• **What to work on**
Your task is to print all of the material verbatim.

Stored items from a collection:
___
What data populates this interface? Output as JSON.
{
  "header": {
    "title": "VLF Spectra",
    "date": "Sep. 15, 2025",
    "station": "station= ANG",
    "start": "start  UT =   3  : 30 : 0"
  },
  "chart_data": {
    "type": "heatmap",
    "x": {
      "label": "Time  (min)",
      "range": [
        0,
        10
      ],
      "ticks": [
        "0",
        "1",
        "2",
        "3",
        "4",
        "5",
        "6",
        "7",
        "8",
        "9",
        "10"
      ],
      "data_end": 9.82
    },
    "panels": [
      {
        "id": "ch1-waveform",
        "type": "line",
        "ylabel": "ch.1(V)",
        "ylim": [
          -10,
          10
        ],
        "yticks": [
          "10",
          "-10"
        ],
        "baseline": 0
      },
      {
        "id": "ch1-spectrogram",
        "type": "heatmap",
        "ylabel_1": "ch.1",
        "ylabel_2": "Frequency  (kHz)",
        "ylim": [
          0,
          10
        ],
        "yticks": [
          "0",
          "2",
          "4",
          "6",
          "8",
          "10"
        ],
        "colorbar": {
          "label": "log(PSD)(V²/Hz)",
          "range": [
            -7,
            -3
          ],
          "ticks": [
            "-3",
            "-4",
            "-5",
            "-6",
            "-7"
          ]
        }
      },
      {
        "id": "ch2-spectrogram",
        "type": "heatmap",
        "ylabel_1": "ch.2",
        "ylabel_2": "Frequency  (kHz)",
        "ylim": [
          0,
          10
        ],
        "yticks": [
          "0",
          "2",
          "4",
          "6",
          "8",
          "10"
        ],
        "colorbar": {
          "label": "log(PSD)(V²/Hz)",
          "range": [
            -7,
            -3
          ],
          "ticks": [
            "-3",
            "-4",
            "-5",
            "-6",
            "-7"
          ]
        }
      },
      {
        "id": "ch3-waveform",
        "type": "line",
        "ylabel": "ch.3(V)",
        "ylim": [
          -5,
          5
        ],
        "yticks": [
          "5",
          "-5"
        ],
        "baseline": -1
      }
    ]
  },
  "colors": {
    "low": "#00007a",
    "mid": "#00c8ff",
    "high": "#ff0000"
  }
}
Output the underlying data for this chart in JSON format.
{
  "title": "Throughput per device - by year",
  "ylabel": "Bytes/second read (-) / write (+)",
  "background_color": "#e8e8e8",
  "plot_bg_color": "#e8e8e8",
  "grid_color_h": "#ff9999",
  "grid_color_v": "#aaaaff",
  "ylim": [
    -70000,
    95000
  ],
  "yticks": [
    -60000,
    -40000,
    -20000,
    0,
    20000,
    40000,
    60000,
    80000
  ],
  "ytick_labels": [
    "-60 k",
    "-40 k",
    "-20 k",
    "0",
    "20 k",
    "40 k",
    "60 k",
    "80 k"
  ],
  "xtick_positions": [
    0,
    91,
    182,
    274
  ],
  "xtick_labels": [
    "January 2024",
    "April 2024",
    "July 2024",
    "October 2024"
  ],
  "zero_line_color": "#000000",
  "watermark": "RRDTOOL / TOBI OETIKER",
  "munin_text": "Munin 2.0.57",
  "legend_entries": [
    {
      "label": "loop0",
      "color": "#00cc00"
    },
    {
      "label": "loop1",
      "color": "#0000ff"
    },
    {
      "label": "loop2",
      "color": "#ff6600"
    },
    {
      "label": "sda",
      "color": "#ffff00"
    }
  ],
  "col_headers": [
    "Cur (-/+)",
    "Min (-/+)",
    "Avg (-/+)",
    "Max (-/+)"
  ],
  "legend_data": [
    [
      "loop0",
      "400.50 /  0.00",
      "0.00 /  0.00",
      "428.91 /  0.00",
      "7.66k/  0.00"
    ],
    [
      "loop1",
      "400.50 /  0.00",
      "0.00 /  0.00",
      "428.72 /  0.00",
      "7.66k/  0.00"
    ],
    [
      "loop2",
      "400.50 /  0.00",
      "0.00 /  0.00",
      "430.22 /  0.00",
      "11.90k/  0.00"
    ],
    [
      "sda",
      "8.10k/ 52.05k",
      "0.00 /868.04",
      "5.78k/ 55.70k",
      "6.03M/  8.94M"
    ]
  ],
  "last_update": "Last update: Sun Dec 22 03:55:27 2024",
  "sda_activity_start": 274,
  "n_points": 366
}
___
• **Correct result**
What data populates this interface? Output as JSON.
{
  "header": {
    "title": "VLF Spectra",
    "date": "Sep. 15, 2025",
    "station": "station= ANG",
    "start": "start  UT =   3  : 30 : 0"
  },
  "chart_data": {
    "type": "heatmap",
    "x": {
      "label": "Time  (min)",
      "range": [
        0,
        10
      ],
      "ticks": [
        "0",
        "1",
        "2",
        "3",
        "4",
        "5",
        "6",
        "7",
        "8",
        "9",
        "10"
      ],
      "data_end": 9.82
    },
    "panels": [
      {
        "id": "ch1-waveform",
        "type": "line",
        "ylabel": "ch.1(V)",
        "ylim": [
          -10,
          10
        ],
        "yticks": [
          "10",
          "-10"
        ],
        "baseline": 0
      },
      {
        "id": "ch1-spectrogram",
        "type": "heatmap",
        "ylabel_1": "ch.1",
        "ylabel_2": "Frequency  (kHz)",
        "ylim": [
          0,
          10
        ],
        "yticks": [
          "0",
          "2",
          "4",
          "6",
          "8",
          "10"
        ],
        "colorbar": {
          "label": "log(PSD)(V²/Hz)",
          "range": [
            -7,
            -3
          ],
          "ticks": [
            "-3",
            "-4",
            "-5",
            "-6",
            "-7"
          ]
        }
      },
      {
        "id": "ch2-spectrogram",
        "type": "heatmap",
        "ylabel_1": "ch.2",
        "ylabel_2": "Frequency  (kHz)",
        "ylim": [
          0,
          10
        ],
        "yticks": [
          "0",
          "2",
          "4",
          "6",
          "8",
          "10"
        ],
        "colorbar": {
          "label": "log(PSD)(V²/Hz)",
          "range": [
            -7,
            -3
          ],
          "ticks": [
            "-3",
            "-4",
            "-5",
            "-6",
            "-7"
          ]
        }
      },
      {
        "id": "ch3-waveform",
        "type": "line",
        "ylabel": "ch.3(V)",
        "ylim": [
          -5,
          5
        ],
        "yticks": [
          "5",
          "-5"
        ],
        "baseline": -1
      }
    ]
  },
  "colors": {
    "low": "#00007a",
    "mid": "#00c8ff",
    "high": "#ff0000"
  }
}
Output the underlying data for this chart in JSON format.
{
  "title": "Throughput per device - by year",
  "ylabel": "Bytes/second read (-) / write (+)",
  "background_color": "#e8e8e8",
  "plot_bg_color": "#e8e8e8",
  "grid_color_h": "#ff9999",
  "grid_color_v": "#aaaaff",
  "ylim": [
    -70000,
    95000
  ],
  "yticks": [
    -60000,
    -40000,
    -20000,
    0,
    20000,
    40000,
    60000,
    80000
  ],
  "ytick_labels": [
    "-60 k",
    "-40 k",
    "-20 k",
    "0",
    "20 k",
    "40 k",
    "60 k",
    "80 k"
  ],
  "xtick_positions": [
    0,
    91,
    182,
    274
  ],
  "xtick_labels": [
    "January 2024",
    "April 2024",
    "July 2024",
    "October 2024"
  ],
  "zero_line_color": "#000000",
  "watermark": "RRDTOOL / TOBI OETIKER",
  "munin_text": "Munin 2.0.57",
  "legend_entries": [
    {
      "label": "loop0",
      "color": "#00cc00"
    },
    {
      "label": "loop1",
      "color": "#0000ff"
    },
    {
      "label": "loop2",
      "color": "#ff6600"
    },
    {
      "label": "sda",
      "color": "#ffff00"
    }
  ],
  "col_headers": [
    "Cur (-/+)",
    "Min (-/+)",
    "Avg (-/+)",
    "Max (-/+)"
  ],
  "legend_data": [
    [
      "loop0",
      "400.50 /  0.00",
      "0.00 /  0.00",
      "428.91 /  0.00",
      "7.66k/  0.00"
    ],
    [
      "loop1",
      "400.50 /  0.00",
      "0.00 /  0.00",
      "428.72 /  0.00",
      "7.66k/  0.00"
    ],
    [
      "loop2",
      "400.50 /  0.00",
      "0.00 /  0.00",
      "430.22 /  0.00",
      "11.90k/  0.00"
    ],
    [
      "sda",
      "8.10k/ 52.05k",
      "0.00 /868.04",
      "5.78k/ 55.70k",
      "6.03M/  8.94M"
    ]
  ],
  "last_update": "Last update: Sun Dec 22 03:55:27 2024",
  "sda_activity_start": 274,
  "n_points": 366
}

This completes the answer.